TASK OBJECTIVE ▸
Set down each entry from the block beneath, exactly as written.

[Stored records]
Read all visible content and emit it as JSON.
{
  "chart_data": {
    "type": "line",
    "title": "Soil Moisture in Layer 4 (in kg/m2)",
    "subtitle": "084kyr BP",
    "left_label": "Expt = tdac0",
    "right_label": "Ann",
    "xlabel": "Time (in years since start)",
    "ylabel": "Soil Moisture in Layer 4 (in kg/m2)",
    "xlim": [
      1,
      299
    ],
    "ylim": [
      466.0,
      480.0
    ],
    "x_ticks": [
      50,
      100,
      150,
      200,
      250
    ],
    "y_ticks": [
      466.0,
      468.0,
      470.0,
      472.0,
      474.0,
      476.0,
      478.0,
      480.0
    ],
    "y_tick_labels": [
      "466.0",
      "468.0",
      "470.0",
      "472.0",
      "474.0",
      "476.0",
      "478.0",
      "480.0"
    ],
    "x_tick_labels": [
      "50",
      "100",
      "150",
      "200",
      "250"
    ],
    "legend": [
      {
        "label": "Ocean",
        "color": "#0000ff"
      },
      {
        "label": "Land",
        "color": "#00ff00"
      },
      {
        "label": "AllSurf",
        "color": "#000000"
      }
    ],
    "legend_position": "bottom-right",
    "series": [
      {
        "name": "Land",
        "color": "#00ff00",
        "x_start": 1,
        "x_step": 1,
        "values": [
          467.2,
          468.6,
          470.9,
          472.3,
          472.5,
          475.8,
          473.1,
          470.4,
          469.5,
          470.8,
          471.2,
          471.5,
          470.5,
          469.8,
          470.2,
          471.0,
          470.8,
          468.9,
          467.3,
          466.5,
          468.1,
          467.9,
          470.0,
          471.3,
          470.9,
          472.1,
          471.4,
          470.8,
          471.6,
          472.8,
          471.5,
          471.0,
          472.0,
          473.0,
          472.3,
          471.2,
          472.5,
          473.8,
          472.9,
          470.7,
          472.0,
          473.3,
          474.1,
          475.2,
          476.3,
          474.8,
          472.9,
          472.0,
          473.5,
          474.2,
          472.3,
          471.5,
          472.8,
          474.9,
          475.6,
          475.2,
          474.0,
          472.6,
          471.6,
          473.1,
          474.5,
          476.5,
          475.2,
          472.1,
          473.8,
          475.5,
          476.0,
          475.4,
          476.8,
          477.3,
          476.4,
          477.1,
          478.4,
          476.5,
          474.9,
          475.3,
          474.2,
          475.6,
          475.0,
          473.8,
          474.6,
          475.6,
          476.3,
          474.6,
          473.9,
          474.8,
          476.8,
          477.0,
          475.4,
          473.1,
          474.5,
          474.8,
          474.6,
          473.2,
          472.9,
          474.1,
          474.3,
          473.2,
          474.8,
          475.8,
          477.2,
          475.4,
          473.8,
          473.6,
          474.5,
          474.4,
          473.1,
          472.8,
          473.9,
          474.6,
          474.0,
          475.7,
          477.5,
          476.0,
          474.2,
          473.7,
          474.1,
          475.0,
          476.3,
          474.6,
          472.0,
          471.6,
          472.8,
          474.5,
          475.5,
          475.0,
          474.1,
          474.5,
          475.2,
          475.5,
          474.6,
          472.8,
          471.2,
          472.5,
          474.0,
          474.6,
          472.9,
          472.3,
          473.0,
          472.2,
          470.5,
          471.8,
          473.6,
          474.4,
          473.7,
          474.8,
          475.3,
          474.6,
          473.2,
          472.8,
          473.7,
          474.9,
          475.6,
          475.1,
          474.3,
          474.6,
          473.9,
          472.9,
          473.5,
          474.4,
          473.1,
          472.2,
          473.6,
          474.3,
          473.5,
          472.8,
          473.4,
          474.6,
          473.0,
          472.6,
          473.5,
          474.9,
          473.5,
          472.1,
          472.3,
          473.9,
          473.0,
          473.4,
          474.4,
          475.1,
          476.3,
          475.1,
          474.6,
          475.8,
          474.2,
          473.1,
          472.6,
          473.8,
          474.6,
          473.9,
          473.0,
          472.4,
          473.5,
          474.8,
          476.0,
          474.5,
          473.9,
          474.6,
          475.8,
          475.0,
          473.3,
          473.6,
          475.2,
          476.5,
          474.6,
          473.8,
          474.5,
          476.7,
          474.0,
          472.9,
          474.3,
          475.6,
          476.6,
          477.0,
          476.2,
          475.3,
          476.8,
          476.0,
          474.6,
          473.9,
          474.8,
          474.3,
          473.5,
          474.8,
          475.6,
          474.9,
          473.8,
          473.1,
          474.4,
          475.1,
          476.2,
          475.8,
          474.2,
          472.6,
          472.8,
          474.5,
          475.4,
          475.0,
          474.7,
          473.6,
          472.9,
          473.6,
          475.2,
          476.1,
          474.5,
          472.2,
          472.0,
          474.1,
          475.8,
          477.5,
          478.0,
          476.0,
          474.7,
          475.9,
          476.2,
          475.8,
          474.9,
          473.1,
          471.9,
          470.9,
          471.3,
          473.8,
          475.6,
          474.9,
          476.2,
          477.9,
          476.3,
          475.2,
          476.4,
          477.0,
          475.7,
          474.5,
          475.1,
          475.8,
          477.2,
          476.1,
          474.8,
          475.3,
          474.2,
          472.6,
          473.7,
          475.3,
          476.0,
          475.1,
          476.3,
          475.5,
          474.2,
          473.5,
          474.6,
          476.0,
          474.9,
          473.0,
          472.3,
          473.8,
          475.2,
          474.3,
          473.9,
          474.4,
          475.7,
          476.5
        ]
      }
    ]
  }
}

SOLUTION TO THIS PROBLEM ▸
Read all visible content and emit it as JSON.
{
  "chart_data": {
    "type": "line",
    "title": "Soil Moisture in Layer 4 (in kg/m2)",
    "subtitle": "084kyr BP",
    "left_label": "Expt = tdac0",
    "right_label": "Ann",
    "xlabel": "Time (in years since start)",
    "ylabel": "Soil Moisture in Layer 4 (in kg/m2)",
    "xlim": [
      1,
      299
    ],
    "ylim": [
      466.0,
      480.0
    ],
    "x_ticks": [
      50,
      100,
      150,
      200,
      250
    ],
    "y_ticks": [
      466.0,
      468.0,
      470.0,
      472.0,
      474.0,
      476.0,
      478.0,
      480.0
    ],
    "y_tick_labels": [
      "466.0",
      "468.0",
      "470.0",
      "472.0",
      "474.0",
      "476.0",
      "478.0",
      "480.0"
    ],
    "x_tick_labels": [
      "50",
      "100",
      "150",
      "200",
      "250"
    ],
    "legend": [
      {
        "label": "Ocean",
        "color": "#0000ff"
      },
      {
        "label": "Land",
        "color": "#00ff00"
      },
      {
        "label": "AllSurf",
        "color": "#000000"
      }
    ],
    "legend_position": "bottom-right",
    "series": [
      {
        "name": "Land",
        "color": "#00ff00",
        "x_start": 1,
        "x_step": 1,
        "values": [
          467.2,
          468.6,
          470.9,
          472.3,
          472.5,
          475.8,
          473.1,
          470.4,
          469.5,
          470.8,
          471.2,
          471.5,
          470.5,
          469.8,
          470.2,
          471.0,
          470.8,
          468.9,
          467.3,
          466.5,
          468.1,
          467.9,
          470.0,
          471.3,
          470.9,
          472.1,
          471.4,
          470.8,
          471.6,
          472.8,
          471.5,
          471.0,
          472.0,
          473.0,
          472.3,
          471.2,
          472.5,
          473.8,
          472.9,
          470.7,
          472.0,
          473.3,
          474.1,
          475.2,
          476.3,
          474.8,
          472.9,
          472.0,
          473.5,
          474.2,
          472.3,
          471.5,
          472.8,
          474.9,
          475.6,
          475.2,
          474.0,
          472.6,
          471.6,
          473.1,
          474.5,
          476.5,
          475.2,
          472.1,
          473.8,
          475.5,
          476.0,
          475.4,
          476.8,
          477.3,
          476.4,
          477.1,
          478.4,
          476.5,
          474.9,
          475.3,
          474.2,
          475.6,
          475.0,
          473.8,
          474.6,
          475.6,
          476.3,
          474.6,
          473.9,
          474.8,
          476.8,
          477.0,
          475.4,
          473.1,
          474.5,
          474.8,
          474.6,
          473.2,
          472.9,
          474.1,
          474.3,
          473.2,
          474.8,
          475.8,
          477.2,
          475.4,
          473.8,
          473.6,
          474.5,
          474.4,
          473.1,
          472.8,
          473.9,
          474.6,
          474.0,
          475.7,
          477.5,
          476.0,
          474.2,
          473.7,
          474.1,
          475.0,
          476.3,
          474.6,
          472.0,
          471.6,
          472.8,
          474.5,
          475.5,
          475.0,
          474.1,
          474.5,
          475.2,
          475.5,
          474.6,
          472.8,
          471.2,
          472.5,
          474.0,
          474.6,
          472.9,
          472.3,
          473.0,
          472.2,
          470.5,
          471.8,
          473.6,
          474.4,
          473.7,
          474.8,
          475.3,
          474.6,
          473.2,
          472.8,
          473.7,
          474.9,
          475.6,
          475.1,
          474.3,
          474.6,
          473.9,
          472.9,
          473.5,
          474.4,
          473.1,
          472.2,
          473.6,
          474.3,
          473.5,
          472.8,
          473.4,
          474.6,
          473.0,
          472.6,
          473.5,
          474.9,
          473.5,
          472.1,
          472.3,
          473.9,
          473.0,
          473.4,
          474.4,
          475.1,
          476.3,
          475.1,
          474.6,
          475.8,
          474.2,
          473.1,
          472.6,
          473.8,
          474.6,
          473.9,
          473.0,
          472.4,
          473.5,
          474.8,
          476.0,
          474.5,
          473.9,
          474.6,
          475.8,
          475.0,
          473.3,
          473.6,
          475.2,
          476.5,
          474.6,
          473.8,
          474.5,
          476.7,
          474.0,
          472.9,
          474.3,
          475.6,
          476.6,
          477.0,
          476.2,
          475.3,
          476.8,
          476.0,
          474.6,
          473.9,
          474.8,
          474.3,
          473.5,
          474.8,
          475.6,
          474.9,
          473.8,
          473.1,
          474.4,
          475.1,
          476.2,
          475.8,
          474.2,
          472.6,
          472.8,
          474.5,
          475.4,
          475.0,
          474.7,
          473.6,
          472.9,
          473.6,
          475.2,
          476.1,
          474.5,
          472.2,
          472.0,
          474.1,
          475.8,
          477.5,
          478.0,
          476.0,
          474.7,
          475.9,
          476.2,
          475.8,
          474.9,
          473.1,
          471.9,
          470.9,
          471.3,
          473.8,
          475.6,
          474.9,
          476.2,
          477.9,
          476.3,
          475.2,
          476.4,
          477.0,
          475.7,
          474.5,
          475.1,
          475.8,
          477.2,
          476.1,
          474.8,
          475.3,
          474.2,
          472.6,
          473.7,
          475.3,
          476.0,
          475.1,
          476.3,
          475.5,
          474.2,
          473.5,
          474.6,
          476.0,
          474.9,
          473.0,
          472.3,
          473.8,
          475.2,
          474.3,
          473.9,
          474.4,
          475.7,
          476.5
        ]
      }
    ]
  }
}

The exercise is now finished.